A lot can be said about whether or not updating an article’s publish state warrants a job. I’m doing it this way to illustrate that some jobs might be light enough that they don’t have to be handled through a message queue.

There are valid reasons why you want to encapsulate all business logic as jobs, though. For example, it would be a good way to structure your application if you wish to implement some form of extensive auditing & history tracking throughout your application.

Each job class generated will have a handle method which you will need to fill in with business logic that is to be executed when the job is invoked:

<?php

/* app/Jobs/PublishArticle.php */

namespace App\Jobs;

... 

class PublishArticle extends Job implements SelfHandling
{
    public $article;
    
    public function __construct(Article $article)
    { 
        $this->article = $article;
    }
    public function handle()
    {
        $this->article->update(['published' => true]);
    }
}

/* app/Jobs/ShareToSocialMedia.php */

namespace App\Jobs;

...

class ShareToSocialMedia extends Job implements SelfHandling, ShouldBeQueued
{
    public $article;
    public $socialNetworks;
    
    public function __construct(Article $article, array $socialNetworks)
    {
        $this->article = $article;
        $this->socialNetworks = $socialNetworks;
    }
    
    /* The `SocialNetworkRegistry` instance will be injected by Laravel's IoC */
    public function handle(SocialNetworkRegistry $registry)
    {
        foreach ($socialNetworks as $network) {
            $registry->get($network)->share($article);
        }
    }
}

You can then dispatch them in a controller via the dispatch method:

<?php

use App\Commands;

... 

public function publish($id, Request $request)
{
    $article = Article::find($id);
    
    $this->dispatch(new PublishArticle($article));
    if ($request->get('networks')) {
        $this->dispatch(new ShareToSocialMedia($article, $request->get('networks'));
    }
    return redirect()->action('ArticlesController@list')->withSuccess('Article published!');
}

This published state will be updated synchronously, while the sharing to social networks will be deferred via the queue you have set-up.

To run the queue listener, execute:

> php artisan queue:listen

Have this running on your server so that jobs you dispatch are executed.

For more info about Laravel’s queuing capabilities, you can read more here:

Asynchronous execution in other PHP frameworks

Laravel 5.1 seems to be the only highly-popular framework that has built-in support for asynchronous execution via message queues that is excellent. It is so easy to get into. If you are using other frameworks, you are still covered (to some extent).

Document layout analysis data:
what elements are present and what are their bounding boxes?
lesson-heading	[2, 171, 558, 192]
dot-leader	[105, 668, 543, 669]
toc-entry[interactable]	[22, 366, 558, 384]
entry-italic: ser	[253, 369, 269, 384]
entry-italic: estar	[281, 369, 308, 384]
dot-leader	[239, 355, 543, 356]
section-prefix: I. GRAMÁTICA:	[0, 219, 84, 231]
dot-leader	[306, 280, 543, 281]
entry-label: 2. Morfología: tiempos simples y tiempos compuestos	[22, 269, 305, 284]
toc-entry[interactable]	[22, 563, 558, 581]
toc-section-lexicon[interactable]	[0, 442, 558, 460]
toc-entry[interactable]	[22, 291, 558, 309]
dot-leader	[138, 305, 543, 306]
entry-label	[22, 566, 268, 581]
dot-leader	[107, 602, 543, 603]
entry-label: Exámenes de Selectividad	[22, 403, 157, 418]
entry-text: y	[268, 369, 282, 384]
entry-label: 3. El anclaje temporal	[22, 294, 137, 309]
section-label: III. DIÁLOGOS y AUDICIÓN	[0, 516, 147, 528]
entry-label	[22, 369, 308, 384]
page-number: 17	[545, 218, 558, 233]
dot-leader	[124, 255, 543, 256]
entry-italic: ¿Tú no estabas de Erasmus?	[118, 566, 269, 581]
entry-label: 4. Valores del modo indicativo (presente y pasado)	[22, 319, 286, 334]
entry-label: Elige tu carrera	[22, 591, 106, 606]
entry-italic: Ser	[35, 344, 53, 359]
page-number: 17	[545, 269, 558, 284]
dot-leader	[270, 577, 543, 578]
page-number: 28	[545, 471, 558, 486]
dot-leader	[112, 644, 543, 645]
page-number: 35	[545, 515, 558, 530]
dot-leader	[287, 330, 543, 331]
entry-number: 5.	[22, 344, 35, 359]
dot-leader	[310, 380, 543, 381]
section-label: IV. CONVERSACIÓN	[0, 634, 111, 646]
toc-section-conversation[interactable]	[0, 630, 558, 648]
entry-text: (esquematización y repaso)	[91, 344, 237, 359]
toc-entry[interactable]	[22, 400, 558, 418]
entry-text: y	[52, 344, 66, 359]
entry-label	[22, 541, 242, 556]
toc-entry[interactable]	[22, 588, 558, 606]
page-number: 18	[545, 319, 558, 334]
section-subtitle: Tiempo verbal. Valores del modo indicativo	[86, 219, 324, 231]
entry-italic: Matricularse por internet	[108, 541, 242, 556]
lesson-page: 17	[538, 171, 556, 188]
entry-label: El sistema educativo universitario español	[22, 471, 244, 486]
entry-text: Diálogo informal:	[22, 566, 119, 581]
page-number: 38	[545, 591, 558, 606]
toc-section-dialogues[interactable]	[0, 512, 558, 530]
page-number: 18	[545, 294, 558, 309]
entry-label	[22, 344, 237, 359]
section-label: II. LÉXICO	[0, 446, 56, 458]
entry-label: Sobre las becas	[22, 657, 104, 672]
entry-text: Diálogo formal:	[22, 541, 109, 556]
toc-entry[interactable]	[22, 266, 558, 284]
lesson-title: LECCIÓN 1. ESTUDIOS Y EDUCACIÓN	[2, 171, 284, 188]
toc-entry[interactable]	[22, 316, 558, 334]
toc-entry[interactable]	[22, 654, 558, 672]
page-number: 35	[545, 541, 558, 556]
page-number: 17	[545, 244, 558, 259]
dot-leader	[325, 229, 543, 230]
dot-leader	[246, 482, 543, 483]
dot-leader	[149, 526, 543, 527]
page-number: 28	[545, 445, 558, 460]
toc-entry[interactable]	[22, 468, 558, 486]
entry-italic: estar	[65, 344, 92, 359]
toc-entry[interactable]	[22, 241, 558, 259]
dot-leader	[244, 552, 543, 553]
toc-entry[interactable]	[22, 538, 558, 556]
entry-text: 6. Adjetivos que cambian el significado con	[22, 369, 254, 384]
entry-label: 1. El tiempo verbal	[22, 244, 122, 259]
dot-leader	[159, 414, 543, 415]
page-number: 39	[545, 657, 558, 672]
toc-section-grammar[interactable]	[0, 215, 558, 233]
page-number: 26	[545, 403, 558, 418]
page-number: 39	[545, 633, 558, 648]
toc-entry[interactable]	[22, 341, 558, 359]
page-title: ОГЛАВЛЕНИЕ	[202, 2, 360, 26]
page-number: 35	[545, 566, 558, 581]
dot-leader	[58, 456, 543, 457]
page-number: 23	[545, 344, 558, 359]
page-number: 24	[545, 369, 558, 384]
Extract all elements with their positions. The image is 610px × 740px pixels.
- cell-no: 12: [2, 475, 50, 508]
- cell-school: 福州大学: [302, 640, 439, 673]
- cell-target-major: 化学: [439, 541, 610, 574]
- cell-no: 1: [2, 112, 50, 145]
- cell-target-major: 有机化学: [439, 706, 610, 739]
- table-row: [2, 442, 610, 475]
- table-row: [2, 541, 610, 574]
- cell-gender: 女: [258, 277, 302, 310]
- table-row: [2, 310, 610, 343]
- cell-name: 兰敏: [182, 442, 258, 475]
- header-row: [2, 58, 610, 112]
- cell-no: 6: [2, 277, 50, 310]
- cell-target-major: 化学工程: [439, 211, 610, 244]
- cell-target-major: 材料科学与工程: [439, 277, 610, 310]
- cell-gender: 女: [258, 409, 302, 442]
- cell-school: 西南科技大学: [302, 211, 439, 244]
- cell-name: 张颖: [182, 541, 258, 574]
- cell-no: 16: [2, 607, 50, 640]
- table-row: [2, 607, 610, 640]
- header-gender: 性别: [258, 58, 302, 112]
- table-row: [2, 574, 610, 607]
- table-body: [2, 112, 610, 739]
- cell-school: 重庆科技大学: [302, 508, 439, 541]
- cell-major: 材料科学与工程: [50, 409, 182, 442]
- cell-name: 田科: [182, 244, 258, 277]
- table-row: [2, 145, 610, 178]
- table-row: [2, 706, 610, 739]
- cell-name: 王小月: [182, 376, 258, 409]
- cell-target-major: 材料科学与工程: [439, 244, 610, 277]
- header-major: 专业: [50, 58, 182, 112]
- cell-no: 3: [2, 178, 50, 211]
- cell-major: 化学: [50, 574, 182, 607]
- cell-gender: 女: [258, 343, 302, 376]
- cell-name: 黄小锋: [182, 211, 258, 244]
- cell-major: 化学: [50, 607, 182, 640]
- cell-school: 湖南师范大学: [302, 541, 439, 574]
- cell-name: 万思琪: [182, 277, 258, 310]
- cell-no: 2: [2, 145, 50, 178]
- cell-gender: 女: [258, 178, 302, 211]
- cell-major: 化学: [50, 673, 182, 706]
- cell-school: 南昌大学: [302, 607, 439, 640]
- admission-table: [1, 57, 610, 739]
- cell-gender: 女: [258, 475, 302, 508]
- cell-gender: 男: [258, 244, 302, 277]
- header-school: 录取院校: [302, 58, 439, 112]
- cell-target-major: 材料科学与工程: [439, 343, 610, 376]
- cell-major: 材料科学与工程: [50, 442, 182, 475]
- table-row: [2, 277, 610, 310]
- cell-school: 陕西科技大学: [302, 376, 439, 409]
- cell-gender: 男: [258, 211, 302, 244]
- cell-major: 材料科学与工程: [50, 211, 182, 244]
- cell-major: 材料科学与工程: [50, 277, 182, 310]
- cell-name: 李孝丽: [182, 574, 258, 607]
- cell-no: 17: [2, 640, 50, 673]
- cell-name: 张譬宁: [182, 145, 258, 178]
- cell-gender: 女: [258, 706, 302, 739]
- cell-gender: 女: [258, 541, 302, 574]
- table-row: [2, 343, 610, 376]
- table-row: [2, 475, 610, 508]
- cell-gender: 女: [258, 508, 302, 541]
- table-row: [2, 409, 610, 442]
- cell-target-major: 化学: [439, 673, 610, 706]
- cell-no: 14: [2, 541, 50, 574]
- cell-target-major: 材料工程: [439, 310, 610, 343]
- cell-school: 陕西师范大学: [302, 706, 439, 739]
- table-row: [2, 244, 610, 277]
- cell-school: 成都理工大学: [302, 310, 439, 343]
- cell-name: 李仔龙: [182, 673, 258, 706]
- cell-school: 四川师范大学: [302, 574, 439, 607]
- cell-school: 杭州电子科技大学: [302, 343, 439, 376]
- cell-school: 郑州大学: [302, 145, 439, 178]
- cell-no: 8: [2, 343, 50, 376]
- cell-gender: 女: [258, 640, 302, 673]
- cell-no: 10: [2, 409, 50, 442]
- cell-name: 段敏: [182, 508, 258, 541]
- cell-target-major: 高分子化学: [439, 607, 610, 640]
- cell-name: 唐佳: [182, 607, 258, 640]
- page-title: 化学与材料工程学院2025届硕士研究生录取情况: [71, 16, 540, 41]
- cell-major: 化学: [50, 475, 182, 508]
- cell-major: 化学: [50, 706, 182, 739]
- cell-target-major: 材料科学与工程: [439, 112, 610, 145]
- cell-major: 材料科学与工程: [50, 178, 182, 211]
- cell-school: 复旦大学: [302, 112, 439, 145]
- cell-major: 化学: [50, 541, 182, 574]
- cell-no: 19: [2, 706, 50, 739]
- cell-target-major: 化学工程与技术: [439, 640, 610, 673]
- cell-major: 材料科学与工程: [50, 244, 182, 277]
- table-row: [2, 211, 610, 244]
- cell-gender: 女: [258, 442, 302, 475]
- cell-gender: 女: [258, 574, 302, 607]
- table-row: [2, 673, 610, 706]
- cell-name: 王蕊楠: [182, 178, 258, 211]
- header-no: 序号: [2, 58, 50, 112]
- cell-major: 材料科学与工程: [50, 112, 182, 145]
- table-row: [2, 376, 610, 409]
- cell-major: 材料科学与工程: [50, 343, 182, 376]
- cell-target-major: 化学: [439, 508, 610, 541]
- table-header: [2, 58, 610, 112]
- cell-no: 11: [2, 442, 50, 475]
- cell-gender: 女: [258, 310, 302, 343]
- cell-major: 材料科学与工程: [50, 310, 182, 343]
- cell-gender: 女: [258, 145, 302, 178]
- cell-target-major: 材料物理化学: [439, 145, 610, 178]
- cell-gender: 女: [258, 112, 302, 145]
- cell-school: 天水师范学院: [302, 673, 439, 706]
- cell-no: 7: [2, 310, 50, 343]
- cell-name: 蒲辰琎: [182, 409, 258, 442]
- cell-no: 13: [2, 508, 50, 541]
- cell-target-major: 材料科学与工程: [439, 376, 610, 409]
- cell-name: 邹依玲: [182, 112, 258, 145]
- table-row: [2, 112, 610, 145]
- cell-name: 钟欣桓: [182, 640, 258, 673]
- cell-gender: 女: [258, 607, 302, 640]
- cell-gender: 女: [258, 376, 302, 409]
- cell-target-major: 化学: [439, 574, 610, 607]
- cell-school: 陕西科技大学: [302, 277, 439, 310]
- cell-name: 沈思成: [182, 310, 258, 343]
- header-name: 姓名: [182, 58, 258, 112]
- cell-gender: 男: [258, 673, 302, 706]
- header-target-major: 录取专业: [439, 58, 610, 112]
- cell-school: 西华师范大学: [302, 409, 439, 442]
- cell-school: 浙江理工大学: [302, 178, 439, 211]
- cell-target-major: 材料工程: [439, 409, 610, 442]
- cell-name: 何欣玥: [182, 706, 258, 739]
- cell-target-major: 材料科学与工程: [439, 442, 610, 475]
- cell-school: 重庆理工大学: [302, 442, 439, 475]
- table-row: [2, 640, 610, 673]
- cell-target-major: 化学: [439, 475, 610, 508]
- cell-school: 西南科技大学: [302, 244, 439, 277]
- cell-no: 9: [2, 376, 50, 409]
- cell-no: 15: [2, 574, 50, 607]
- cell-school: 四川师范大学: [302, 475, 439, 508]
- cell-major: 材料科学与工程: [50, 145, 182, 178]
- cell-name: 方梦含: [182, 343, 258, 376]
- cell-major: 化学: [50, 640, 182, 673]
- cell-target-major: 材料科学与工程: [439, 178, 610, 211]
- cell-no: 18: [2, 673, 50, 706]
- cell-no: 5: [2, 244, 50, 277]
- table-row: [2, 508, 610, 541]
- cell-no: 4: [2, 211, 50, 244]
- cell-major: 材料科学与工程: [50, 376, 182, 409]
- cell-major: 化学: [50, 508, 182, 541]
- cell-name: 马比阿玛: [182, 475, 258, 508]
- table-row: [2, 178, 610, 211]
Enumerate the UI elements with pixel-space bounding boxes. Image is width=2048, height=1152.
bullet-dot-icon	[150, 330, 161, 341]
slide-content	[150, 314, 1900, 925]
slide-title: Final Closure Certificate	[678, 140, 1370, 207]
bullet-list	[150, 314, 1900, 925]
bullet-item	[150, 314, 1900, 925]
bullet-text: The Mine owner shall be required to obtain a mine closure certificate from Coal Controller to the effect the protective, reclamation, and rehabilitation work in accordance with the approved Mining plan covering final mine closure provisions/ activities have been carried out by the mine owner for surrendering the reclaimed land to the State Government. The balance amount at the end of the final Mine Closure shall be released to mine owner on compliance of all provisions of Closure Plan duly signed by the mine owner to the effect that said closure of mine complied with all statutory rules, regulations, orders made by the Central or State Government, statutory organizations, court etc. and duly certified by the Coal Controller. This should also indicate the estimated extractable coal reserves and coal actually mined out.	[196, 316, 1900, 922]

Your tasks:
A. From the passage on Laravel jobs and queues, extract the portion that opens with the words containing "There are valid" and closes with "throughout your application.", copying it word for word.
B. Continue the passage on Laravel jobs and queues, picking up after its final sentence.

Outputs for the tasks:
A.
There are valid reasons why you want to encapsulate all business logic as jobs, though. For example, it would be a good way to structure your application if you wish to implement some form of extensive auditing & history tracking throughout your application.

B.
Symfony2, my framework of choice, doesn’t have built-in support for message queues in its standard edition. However there are a couple of community bundles that allows you to integrate message queues into your Symfony application more conveniently. You can read more in this blog post.

Zend has Zend\Queue. However it is not as mature as Laravel’s implementation.

However, both of these doesn’t have Laravel’s Jobs and Events abstraction on top of it.

All in all, I must say Laravel’s integration with message queues and the abstractions on top of it is top-notch. Given how strongly Laravel developers feel about following “The Laravel Way”, I think this can only benefit the PHP community by having a growing community gaining wisdom in using asynchronous execution and evangelizing it to improve web app performance.

We at ActiveLAMP had the pleasure of using RabbitMQ and IronMQ for our message queue needs. RabbitMQ is an open-source, free-to-use, message queue that you can install on your own servers and manage yourself. IronMQ is a cloud-based alternative. Both of them have PHP SDKs you can use: You can utilize videlalvaro/php-amqplib to interact with RabbitMQ and IronMQ has its own library published as iron-io/iron_mq_php. You can use these services to implement asynchronous execution in your application if it doesn’t natively support it. They are really easy to integrate.

You should do your own research, assess your needs, and choose accordingly among the two services and many others out there.